Please copy all the lines that follow, word for word.
Start of EXCERPTED DATA
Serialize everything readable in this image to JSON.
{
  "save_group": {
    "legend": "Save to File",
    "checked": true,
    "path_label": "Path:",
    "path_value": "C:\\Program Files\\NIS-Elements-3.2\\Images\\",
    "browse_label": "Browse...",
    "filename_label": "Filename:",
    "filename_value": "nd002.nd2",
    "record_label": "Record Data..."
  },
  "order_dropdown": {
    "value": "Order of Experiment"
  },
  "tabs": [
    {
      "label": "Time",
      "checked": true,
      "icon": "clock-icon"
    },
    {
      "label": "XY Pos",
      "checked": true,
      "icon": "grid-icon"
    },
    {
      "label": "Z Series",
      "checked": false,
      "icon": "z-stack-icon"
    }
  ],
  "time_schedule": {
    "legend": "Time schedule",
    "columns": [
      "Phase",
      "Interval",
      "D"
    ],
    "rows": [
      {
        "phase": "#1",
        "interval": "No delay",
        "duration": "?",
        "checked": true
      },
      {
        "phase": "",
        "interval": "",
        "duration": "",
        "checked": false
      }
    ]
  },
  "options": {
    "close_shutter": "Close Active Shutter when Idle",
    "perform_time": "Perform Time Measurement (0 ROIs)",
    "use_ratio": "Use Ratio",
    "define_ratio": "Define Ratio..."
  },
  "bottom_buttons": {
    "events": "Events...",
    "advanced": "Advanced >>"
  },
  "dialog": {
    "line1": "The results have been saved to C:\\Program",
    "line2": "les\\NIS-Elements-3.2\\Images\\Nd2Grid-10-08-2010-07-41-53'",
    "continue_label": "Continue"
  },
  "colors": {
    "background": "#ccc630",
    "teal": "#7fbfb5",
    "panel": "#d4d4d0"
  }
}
End of EXCERPTED DATA
EXERCISE OUTPUT:
Serialize everything readable in this image to JSON.
{
  "save_group": {
    "legend": "Save to File",
    "checked": true,
    "path_label": "Path:",
    "path_value": "C:\\Program Files\\NIS-Elements-3.2\\Images\\",
    "browse_label": "Browse...",
    "filename_label": "Filename:",
    "filename_value": "nd002.nd2",
    "record_label": "Record Data..."
  },
  "order_dropdown": {
    "value": "Order of Experiment"
  },
  "tabs": [
    {
      "label": "Time",
      "checked": true,
      "icon": "clock-icon"
    },
    {
      "label": "XY Pos",
      "checked": true,
      "icon": "grid-icon"
    },
    {
      "label": "Z Series",
      "checked": false,
      "icon": "z-stack-icon"
    }
  ],
  "time_schedule": {
    "legend": "Time schedule",
    "columns": [
      "Phase",
      "Interval",
      "D"
    ],
    "rows": [
      {
        "phase": "#1",
        "interval": "No delay",
        "duration": "?",
        "checked": true
      },
      {
        "phase": "",
        "interval": "",
        "duration": "",
        "checked": false
      }
    ]
  },
  "options": {
    "close_shutter": "Close Active Shutter when Idle",
    "perform_time": "Perform Time Measurement (0 ROIs)",
    "use_ratio": "Use Ratio",
    "define_ratio": "Define Ratio..."
  },
  "bottom_buttons": {
    "events": "Events...",
    "advanced": "Advanced >>"
  },
  "dialog": {
    "line1": "The results have been saved to C:\\Program",
    "line2": "les\\NIS-Elements-3.2\\Images\\Nd2Grid-10-08-2010-07-41-53'",
    "continue_label": "Continue"
  },
  "colors": {
    "background": "#ccc630",
    "teal": "#7fbfb5",
    "panel": "#d4d4d0"
  }
}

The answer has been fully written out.